Records from a data source
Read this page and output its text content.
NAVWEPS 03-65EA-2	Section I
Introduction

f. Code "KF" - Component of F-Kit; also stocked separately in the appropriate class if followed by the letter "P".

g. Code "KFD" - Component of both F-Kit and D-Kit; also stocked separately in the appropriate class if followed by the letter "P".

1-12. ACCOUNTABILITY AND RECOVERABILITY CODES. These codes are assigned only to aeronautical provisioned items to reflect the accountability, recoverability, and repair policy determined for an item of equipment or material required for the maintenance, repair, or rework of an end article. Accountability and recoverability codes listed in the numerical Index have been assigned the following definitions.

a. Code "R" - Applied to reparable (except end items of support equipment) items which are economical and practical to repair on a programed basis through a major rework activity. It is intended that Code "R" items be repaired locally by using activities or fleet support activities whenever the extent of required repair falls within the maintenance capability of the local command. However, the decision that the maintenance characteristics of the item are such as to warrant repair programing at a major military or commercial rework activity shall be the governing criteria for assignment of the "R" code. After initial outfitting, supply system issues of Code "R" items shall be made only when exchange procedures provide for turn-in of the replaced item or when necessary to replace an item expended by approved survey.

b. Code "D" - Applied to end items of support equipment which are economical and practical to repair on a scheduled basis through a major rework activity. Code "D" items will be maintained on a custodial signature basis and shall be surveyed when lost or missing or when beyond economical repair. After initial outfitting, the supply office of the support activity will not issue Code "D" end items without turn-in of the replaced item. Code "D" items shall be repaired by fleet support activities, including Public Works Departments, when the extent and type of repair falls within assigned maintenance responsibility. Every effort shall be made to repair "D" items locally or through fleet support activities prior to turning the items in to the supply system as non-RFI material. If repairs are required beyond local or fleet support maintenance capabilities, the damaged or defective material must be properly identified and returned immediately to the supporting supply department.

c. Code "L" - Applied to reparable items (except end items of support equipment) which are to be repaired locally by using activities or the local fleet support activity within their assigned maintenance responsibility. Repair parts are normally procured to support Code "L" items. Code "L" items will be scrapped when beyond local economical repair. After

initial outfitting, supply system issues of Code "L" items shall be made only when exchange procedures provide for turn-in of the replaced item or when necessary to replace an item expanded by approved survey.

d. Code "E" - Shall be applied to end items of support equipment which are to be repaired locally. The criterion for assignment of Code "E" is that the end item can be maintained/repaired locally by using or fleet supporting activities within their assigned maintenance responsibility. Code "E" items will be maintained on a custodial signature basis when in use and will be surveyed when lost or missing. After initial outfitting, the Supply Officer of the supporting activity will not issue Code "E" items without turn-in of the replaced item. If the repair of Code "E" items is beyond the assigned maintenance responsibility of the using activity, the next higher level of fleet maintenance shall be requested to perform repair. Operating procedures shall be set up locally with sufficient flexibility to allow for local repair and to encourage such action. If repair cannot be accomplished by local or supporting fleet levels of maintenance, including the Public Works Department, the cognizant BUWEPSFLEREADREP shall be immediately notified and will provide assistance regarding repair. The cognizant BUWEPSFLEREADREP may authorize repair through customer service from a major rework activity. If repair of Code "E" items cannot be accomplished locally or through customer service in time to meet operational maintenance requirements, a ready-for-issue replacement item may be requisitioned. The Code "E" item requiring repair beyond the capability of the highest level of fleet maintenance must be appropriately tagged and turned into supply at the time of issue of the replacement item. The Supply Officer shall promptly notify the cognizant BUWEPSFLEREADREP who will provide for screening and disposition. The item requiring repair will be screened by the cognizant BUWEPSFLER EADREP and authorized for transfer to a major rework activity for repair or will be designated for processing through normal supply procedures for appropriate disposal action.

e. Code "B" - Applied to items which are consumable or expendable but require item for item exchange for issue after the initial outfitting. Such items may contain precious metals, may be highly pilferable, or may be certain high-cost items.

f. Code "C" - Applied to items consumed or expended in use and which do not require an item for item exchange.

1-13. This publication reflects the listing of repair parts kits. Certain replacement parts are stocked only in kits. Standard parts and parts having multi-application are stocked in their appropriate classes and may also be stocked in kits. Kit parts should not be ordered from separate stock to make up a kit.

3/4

Task | Find all lines holding the string "stocked" and copy them.

Exercise answer |
f. Code "KF" - Component of F-Kit; also stocked separately in the appropriate class if followed by the letter "P".
g. Code "KFD" - Component of both F-Kit and D-Kit; also stocked separately in the appropriate class if followed by the letter "P".
1-13. This publication reflects the listing of repair parts kits. Certain replacement parts are stocked only in kits. Standard parts and parts having multi-application are stocked in their appropriate classes and may also be stocked in kits. Kit parts should not be ordered from separate stock to make up a kit.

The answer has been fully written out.